• _Rows_:
====

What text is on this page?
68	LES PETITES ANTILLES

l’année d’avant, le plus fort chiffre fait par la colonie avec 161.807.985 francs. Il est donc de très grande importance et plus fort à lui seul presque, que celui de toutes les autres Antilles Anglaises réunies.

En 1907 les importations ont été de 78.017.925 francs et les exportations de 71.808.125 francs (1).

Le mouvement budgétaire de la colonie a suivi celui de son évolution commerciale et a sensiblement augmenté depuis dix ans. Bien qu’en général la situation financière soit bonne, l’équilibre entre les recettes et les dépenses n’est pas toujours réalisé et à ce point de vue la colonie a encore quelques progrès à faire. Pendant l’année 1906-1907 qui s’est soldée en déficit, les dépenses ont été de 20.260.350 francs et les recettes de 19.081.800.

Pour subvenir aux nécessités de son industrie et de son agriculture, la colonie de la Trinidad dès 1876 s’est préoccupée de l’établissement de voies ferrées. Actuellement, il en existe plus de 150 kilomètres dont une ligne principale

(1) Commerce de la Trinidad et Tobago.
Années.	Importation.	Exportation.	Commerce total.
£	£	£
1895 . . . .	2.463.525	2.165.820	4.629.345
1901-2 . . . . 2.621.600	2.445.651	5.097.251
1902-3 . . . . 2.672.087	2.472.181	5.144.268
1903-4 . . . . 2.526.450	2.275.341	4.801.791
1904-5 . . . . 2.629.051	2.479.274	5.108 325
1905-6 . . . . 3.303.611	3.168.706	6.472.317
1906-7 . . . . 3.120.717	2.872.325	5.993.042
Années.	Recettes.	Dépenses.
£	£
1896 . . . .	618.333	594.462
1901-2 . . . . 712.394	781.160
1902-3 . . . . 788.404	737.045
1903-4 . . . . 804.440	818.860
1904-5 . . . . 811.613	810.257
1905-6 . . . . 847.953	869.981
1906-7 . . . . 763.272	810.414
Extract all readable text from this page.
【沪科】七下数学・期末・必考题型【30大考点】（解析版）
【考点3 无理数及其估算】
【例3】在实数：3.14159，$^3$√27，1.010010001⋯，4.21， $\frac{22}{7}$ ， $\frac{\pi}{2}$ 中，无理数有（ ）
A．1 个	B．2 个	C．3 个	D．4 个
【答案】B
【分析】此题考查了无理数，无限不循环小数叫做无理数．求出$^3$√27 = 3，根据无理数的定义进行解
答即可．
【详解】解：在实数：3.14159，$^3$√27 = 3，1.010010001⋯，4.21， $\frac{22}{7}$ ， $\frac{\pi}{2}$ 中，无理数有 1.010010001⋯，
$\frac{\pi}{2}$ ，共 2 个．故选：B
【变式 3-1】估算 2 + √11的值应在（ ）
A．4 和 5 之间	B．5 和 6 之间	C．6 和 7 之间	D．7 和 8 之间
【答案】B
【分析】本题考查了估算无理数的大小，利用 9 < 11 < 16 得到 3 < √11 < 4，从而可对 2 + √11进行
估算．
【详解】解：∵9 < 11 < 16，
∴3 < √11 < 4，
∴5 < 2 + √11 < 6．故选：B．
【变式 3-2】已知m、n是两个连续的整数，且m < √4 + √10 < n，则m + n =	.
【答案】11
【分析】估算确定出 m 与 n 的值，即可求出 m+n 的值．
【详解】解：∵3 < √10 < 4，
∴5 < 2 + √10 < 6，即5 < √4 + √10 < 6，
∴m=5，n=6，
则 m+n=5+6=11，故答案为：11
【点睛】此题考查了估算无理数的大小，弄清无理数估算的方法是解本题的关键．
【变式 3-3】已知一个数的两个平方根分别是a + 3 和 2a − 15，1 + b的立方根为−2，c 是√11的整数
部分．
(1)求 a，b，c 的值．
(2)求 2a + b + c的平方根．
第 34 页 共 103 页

====

• _Problem statement_:
Look through the data above. Copy every line with the string "Commerce" in it.

• _Result_:
(1) Commerce de la Trinidad et Tobago.
Années.	Importation.	Exportation.	Commerce total.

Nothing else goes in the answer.